[Saved entries]

——

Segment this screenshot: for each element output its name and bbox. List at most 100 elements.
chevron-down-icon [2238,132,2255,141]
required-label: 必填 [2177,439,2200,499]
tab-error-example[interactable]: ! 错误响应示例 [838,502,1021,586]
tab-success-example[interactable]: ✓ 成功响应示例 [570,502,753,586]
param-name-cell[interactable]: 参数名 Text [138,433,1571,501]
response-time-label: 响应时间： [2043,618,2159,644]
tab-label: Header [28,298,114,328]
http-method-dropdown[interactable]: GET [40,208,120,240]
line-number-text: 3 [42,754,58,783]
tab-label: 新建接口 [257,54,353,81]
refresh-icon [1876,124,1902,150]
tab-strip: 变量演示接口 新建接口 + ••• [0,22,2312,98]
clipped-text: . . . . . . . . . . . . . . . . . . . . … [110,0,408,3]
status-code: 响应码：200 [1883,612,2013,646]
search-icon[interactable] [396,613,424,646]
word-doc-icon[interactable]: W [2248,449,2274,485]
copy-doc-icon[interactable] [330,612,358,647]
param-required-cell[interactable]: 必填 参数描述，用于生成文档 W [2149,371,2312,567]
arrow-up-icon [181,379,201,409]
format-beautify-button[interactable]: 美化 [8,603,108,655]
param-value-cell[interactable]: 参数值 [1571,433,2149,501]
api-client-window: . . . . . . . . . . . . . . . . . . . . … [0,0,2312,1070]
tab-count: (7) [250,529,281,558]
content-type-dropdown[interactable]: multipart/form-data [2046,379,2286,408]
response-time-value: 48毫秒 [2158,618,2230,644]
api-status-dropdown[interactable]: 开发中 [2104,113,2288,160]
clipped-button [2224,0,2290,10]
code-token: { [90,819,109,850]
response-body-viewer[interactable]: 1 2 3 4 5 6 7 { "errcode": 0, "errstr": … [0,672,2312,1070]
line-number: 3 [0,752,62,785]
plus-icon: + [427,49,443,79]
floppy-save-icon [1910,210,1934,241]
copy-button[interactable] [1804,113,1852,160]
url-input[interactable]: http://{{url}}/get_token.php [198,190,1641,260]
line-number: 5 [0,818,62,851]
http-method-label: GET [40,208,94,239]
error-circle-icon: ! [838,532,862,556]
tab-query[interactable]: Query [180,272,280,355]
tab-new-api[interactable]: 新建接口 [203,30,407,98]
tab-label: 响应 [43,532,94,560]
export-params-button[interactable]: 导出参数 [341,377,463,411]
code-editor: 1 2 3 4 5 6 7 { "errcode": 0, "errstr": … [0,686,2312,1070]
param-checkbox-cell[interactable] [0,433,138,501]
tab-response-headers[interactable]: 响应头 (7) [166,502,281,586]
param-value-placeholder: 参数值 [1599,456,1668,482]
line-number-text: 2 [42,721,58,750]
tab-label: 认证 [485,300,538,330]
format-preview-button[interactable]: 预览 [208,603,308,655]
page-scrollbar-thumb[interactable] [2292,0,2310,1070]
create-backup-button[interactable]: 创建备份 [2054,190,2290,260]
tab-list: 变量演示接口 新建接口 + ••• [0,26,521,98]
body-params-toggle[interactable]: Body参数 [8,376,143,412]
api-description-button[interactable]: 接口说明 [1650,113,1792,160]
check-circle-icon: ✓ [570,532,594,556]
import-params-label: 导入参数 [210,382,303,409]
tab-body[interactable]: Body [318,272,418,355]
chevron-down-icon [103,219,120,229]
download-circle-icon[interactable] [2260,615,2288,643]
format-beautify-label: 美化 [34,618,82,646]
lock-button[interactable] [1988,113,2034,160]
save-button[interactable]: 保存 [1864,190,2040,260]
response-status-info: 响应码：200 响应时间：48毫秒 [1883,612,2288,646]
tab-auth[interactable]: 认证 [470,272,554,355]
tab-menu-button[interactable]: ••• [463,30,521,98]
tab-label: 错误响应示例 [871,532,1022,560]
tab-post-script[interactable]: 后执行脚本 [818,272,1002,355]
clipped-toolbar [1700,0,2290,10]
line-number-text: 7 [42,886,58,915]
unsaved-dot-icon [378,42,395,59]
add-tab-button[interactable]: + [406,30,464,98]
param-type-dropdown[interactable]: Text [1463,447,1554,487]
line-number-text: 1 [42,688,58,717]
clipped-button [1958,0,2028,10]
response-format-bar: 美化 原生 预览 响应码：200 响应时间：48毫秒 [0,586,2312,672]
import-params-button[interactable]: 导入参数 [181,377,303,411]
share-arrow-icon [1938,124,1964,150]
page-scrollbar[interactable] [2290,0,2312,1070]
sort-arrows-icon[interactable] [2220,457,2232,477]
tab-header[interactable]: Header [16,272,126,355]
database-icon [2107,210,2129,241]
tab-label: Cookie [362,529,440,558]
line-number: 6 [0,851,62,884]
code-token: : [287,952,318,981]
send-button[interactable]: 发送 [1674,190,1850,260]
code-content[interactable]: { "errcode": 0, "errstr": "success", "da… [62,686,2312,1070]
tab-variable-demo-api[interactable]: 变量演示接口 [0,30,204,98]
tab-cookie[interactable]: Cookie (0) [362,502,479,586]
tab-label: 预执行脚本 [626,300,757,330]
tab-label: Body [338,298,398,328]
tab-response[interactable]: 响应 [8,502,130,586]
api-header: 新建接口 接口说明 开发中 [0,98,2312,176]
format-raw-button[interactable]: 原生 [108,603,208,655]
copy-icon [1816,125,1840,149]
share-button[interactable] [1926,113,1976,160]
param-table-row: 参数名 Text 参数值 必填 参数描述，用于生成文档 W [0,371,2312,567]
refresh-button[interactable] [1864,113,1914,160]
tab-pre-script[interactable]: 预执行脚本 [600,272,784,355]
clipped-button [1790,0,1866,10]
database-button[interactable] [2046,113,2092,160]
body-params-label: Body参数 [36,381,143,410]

——

* [The request] Select every line in the items above that contains the string "errstr" and copy each of those lines.

* [Written answer]
response-body-viewer[interactable]: 1 2 3 4 5 6 7 { "errcode": 0, "errstr": … [0,672,2312,1070]
code-editor: 1 2 3 4 5 6 7 { "errcode": 0, "errstr": … [0,686,2312,1070]
code-content[interactable]: { "errcode": 0, "errstr": "success", "da… [62,686,2312,1070]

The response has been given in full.